Rows from a figure dataset
•••

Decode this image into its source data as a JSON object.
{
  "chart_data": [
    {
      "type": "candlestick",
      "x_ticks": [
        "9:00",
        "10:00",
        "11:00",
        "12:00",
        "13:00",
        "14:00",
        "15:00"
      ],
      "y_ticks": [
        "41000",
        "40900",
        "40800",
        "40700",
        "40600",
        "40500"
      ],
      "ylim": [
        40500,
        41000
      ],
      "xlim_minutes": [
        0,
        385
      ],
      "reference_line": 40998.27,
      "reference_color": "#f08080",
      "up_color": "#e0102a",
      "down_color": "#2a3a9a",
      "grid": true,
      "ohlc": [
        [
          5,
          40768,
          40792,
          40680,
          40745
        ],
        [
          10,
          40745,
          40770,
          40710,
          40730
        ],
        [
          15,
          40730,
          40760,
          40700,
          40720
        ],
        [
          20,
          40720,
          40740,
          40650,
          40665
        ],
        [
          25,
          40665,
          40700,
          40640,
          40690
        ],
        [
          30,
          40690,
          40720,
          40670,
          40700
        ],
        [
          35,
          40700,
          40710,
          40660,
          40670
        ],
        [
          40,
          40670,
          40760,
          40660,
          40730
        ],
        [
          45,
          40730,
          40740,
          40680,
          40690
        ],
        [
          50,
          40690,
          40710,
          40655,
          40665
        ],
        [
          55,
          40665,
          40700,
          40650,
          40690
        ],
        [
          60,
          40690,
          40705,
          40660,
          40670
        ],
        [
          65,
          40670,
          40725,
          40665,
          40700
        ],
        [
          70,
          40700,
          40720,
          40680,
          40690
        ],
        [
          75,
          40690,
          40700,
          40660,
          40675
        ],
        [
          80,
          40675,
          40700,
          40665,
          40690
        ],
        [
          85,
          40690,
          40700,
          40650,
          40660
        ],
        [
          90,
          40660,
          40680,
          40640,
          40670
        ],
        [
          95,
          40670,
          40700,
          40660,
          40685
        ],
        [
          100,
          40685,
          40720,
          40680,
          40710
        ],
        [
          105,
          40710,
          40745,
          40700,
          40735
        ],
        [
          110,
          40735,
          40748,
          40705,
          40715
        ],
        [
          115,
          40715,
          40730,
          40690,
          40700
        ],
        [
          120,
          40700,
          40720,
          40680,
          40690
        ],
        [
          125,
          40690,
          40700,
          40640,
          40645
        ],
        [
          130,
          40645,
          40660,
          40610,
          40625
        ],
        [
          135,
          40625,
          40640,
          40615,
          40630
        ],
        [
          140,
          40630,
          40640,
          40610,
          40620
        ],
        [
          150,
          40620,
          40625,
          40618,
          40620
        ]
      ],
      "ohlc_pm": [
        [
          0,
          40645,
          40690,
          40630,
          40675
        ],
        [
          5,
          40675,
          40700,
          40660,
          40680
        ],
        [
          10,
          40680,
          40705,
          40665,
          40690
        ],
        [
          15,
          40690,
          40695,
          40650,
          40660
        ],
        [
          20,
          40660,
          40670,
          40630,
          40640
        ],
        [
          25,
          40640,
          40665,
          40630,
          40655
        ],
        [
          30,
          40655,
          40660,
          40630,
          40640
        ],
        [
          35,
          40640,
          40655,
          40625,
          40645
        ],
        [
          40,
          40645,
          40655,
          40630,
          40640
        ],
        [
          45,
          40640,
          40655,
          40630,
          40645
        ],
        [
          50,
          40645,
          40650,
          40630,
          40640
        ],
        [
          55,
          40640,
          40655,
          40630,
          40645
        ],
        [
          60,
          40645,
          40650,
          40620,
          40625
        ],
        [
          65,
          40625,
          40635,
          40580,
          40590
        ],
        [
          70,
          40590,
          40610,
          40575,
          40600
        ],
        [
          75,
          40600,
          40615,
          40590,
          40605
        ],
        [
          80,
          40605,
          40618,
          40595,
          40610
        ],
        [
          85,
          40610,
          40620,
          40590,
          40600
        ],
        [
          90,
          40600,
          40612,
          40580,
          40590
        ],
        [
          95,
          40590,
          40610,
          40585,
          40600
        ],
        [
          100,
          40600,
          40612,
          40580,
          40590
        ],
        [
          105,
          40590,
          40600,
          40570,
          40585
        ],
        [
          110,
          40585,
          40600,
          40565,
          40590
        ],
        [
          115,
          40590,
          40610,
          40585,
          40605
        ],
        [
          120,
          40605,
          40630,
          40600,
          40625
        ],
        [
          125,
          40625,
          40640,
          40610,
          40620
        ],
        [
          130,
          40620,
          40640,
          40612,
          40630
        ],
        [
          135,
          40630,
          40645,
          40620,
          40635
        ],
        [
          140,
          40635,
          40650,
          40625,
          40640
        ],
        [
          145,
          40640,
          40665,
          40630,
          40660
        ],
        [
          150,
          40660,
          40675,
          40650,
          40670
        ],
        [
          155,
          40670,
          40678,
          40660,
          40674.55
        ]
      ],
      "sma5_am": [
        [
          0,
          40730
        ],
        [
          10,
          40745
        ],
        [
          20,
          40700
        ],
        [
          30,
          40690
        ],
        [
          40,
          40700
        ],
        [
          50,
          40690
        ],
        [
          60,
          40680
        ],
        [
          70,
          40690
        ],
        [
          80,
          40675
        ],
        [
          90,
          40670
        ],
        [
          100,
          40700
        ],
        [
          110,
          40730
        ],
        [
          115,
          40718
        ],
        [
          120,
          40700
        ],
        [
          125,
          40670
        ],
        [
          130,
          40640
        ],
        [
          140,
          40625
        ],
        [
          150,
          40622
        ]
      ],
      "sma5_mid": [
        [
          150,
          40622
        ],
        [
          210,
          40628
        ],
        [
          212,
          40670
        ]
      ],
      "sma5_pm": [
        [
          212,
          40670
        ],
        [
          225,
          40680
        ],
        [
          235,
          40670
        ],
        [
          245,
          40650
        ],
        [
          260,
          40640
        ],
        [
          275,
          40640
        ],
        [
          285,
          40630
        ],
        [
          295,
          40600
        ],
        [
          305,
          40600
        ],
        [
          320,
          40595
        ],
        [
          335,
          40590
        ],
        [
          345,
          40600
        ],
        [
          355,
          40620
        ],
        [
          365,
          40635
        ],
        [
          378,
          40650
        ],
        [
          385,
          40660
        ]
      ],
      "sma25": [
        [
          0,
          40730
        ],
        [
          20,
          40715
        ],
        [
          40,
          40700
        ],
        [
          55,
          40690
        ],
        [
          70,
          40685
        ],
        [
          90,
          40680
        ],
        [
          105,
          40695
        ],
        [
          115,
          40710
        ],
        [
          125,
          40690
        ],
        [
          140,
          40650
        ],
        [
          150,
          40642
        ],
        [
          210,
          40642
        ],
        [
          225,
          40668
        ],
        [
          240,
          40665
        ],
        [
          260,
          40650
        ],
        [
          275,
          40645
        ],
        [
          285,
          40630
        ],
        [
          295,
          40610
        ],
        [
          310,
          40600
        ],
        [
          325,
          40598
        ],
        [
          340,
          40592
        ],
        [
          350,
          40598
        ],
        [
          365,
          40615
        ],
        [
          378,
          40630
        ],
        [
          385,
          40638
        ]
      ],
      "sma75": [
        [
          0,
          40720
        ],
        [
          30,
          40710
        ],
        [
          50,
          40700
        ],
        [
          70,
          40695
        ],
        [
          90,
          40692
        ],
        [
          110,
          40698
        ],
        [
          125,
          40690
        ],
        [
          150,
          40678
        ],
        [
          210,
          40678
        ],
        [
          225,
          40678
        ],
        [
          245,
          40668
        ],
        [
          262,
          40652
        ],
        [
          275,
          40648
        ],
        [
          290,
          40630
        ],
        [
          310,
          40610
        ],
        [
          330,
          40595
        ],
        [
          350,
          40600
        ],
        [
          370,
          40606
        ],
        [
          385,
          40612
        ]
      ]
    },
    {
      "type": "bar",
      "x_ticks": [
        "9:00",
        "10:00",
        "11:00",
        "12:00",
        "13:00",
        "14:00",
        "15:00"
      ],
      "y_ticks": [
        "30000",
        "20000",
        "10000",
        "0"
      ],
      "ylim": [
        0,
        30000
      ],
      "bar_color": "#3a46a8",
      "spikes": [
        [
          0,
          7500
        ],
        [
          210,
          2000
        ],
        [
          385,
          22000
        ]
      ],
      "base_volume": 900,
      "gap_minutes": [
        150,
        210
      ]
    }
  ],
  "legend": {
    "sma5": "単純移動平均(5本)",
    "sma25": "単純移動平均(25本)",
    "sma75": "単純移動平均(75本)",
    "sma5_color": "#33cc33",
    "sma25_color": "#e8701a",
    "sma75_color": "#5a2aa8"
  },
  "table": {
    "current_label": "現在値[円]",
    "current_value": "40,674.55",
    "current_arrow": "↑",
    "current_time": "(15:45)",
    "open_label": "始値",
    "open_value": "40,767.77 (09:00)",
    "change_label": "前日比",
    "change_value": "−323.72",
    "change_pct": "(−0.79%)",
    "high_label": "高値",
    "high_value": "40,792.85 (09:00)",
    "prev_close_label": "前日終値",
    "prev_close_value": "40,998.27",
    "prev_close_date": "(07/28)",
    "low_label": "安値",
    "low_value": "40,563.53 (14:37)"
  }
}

•••

• **WRITTEN TASK**: Look over the material above and show each line where "単純移動平均" appears.

• **EXERCISE RESPONSE**:
    "sma5": "単純移動平均(5本)",
    "sma25": "単純移動平均(25本)",
    "sma75": "単純移動平均(75本)",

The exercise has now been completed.